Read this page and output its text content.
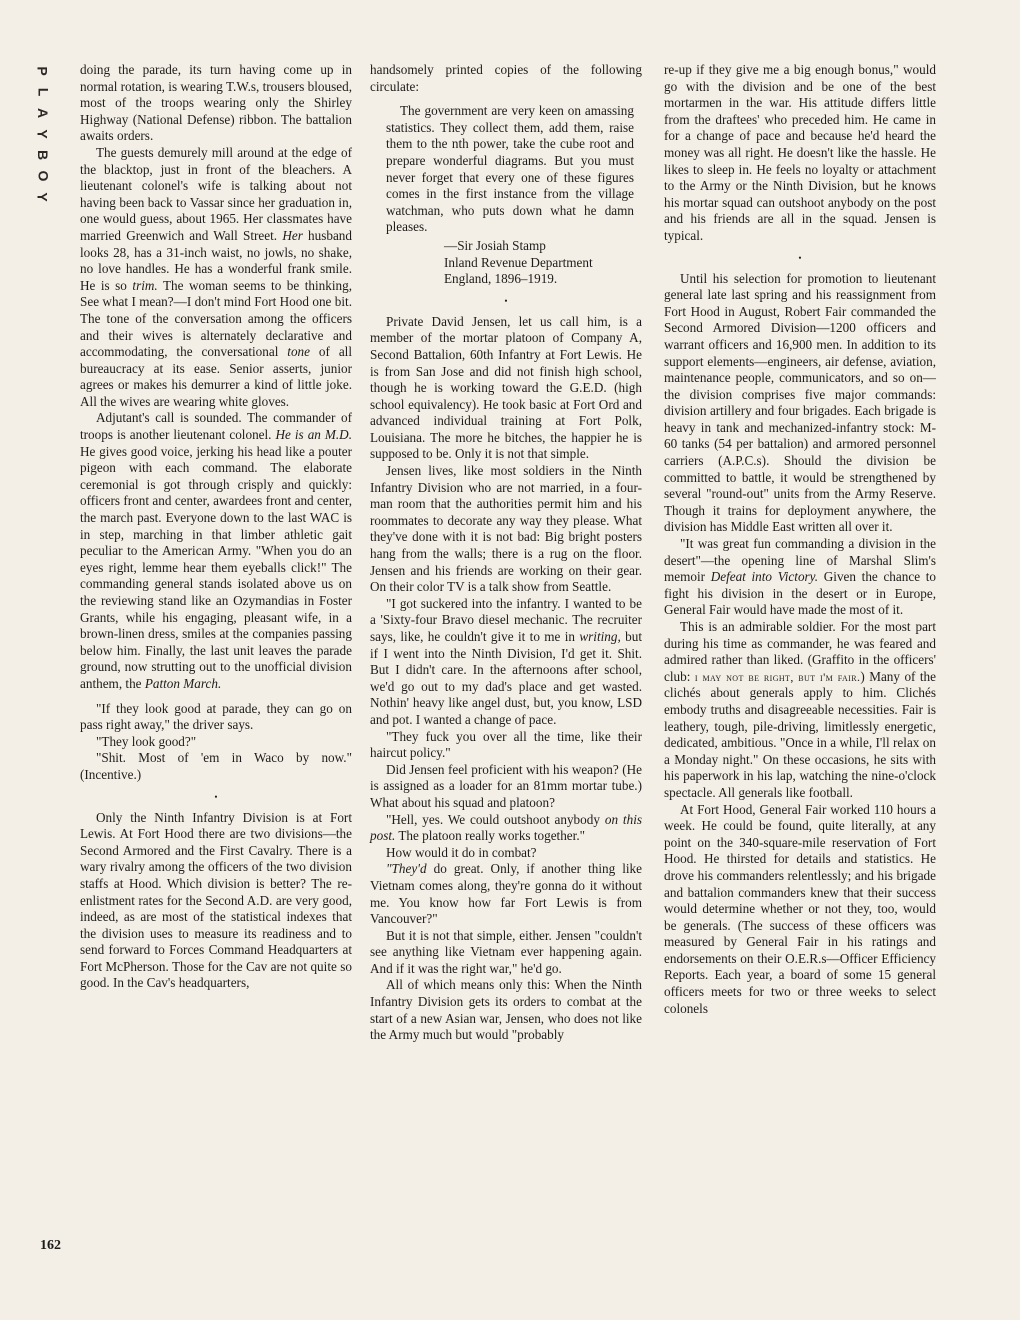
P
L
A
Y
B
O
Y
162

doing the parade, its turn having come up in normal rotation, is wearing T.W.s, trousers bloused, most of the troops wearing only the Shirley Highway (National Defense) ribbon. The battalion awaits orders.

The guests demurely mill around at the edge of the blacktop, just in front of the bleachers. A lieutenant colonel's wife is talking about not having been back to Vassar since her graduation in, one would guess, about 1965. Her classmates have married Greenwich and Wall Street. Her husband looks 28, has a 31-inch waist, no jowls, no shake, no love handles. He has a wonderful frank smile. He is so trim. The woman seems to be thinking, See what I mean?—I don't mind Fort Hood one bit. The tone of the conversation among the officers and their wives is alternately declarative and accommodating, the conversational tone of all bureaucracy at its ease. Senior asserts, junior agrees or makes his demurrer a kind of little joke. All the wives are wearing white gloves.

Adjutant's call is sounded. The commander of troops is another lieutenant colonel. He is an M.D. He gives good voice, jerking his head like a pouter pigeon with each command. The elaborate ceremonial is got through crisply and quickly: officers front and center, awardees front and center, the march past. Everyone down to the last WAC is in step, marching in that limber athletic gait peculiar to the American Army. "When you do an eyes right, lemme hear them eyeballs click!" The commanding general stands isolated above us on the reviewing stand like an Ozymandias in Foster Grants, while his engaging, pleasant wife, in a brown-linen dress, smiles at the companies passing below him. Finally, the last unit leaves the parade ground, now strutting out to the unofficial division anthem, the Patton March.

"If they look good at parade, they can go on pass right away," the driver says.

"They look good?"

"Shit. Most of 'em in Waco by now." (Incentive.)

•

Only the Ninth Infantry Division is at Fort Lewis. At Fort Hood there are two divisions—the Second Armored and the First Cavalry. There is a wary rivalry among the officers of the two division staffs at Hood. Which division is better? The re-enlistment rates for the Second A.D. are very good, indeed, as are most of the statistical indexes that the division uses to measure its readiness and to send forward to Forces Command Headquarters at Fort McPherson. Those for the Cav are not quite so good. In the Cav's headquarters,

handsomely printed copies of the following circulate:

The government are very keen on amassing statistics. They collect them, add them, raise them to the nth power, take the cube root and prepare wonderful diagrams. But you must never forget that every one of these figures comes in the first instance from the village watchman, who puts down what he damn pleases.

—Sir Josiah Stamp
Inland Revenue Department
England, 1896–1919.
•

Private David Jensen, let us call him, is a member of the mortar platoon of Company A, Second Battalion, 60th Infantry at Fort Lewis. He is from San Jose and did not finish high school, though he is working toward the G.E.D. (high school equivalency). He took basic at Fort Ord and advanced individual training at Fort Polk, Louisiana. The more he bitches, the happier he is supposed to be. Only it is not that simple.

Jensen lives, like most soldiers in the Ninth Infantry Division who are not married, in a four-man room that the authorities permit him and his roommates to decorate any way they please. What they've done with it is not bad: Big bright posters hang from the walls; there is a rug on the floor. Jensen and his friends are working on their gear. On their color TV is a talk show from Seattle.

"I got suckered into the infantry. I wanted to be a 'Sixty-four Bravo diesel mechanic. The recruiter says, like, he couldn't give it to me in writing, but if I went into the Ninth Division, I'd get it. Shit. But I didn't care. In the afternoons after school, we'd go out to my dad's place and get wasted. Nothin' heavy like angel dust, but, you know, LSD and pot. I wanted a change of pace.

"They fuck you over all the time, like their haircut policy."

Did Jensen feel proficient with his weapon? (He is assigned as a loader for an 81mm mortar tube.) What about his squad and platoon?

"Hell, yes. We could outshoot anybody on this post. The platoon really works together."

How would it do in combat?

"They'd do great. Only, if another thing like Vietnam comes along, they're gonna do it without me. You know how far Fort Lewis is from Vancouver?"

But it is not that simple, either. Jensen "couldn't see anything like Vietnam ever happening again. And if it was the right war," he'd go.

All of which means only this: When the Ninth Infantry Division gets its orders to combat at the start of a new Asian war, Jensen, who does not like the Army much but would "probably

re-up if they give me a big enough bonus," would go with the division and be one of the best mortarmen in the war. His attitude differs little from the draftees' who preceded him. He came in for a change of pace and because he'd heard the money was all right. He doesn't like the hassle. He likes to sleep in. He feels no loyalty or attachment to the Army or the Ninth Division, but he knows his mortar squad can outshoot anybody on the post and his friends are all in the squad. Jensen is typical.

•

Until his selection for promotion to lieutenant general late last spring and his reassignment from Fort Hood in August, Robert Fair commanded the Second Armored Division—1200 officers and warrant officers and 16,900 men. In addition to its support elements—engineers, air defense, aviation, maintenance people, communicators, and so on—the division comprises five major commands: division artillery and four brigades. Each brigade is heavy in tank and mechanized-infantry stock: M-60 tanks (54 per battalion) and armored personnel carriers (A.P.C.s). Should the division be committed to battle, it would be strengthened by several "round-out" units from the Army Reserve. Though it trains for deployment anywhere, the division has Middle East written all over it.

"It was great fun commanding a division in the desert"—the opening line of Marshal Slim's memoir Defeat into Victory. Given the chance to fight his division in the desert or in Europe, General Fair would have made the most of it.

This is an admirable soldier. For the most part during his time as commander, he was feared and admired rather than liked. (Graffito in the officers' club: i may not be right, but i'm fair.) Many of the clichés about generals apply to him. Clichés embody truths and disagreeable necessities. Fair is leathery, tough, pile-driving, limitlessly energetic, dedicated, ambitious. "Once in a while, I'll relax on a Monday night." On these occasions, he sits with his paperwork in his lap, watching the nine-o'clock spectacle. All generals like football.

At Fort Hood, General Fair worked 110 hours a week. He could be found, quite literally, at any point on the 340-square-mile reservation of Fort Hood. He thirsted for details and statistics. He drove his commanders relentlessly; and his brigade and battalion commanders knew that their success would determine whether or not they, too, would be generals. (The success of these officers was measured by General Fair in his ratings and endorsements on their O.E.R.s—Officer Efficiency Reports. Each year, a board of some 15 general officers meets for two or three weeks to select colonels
-.-.-
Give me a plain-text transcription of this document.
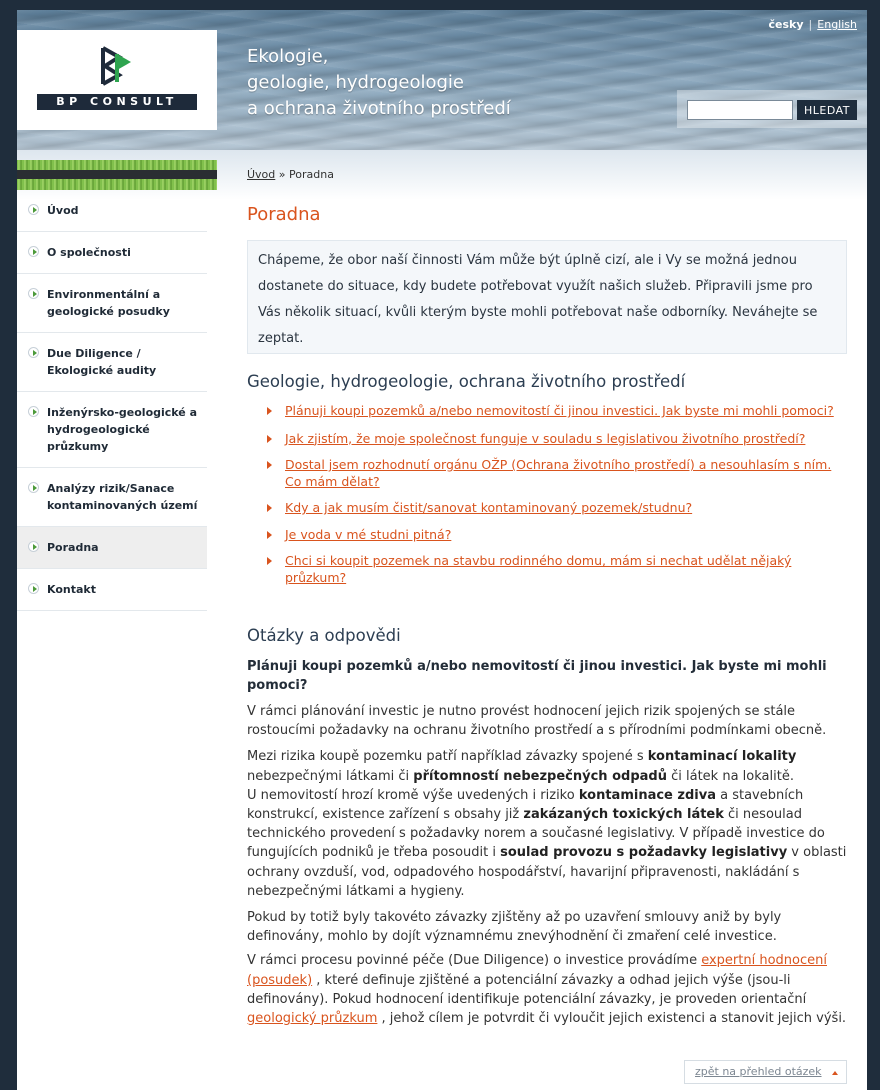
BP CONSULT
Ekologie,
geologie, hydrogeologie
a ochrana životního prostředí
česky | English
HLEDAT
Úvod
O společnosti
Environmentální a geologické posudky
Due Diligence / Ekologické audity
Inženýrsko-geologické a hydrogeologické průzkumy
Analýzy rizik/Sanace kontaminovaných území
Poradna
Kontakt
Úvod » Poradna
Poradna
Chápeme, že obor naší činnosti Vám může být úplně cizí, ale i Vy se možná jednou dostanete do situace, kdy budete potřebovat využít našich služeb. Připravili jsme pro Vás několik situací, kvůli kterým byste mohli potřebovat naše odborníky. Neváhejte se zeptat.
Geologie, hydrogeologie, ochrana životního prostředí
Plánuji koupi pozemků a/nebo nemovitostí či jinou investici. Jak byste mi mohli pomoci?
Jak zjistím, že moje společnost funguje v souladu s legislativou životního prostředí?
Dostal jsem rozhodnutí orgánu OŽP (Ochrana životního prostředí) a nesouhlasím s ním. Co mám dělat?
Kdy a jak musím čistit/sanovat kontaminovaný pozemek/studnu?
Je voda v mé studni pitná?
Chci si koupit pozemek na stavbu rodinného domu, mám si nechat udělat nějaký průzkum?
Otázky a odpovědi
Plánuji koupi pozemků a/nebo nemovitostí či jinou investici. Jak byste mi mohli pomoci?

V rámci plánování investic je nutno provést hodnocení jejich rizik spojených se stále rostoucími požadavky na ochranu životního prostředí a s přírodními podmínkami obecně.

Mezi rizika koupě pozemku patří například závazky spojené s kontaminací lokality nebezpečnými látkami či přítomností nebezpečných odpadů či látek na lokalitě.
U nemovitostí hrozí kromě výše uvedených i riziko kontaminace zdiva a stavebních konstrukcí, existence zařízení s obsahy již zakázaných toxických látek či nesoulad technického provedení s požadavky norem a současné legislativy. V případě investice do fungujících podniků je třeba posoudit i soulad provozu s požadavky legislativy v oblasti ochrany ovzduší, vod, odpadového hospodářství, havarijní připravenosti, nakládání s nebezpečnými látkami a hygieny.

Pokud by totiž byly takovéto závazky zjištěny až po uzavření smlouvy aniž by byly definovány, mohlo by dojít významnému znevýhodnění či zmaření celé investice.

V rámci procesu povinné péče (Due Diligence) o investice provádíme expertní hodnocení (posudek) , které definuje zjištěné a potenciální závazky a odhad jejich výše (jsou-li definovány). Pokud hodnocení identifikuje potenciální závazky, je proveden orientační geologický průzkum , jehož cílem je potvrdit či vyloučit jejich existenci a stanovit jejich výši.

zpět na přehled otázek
-.-.-
▶ **WHAT IS EXPECTED**
Filter the entries above down to the lines containing the word "time".

▶ **RESPONSE BELOW**
"They fuck you over all the time, like their haircut policy."
This is an admirable soldier. For the most part during his time as commander, he was feared and admired rather than liked. (Graffito in the officers' club: i may not be right, but i'm fair.) Many of the clichés about generals apply to him. Clichés embody truths and disagreeable necessities. Fair is leathery, tough, pile-driving, limitlessly energetic, dedicated, ambitious. "Once in a while, I'll relax on a Monday night." On these occasions, he sits with his paperwork in his lap, watching the nine-o'clock spectacle. All generals like football.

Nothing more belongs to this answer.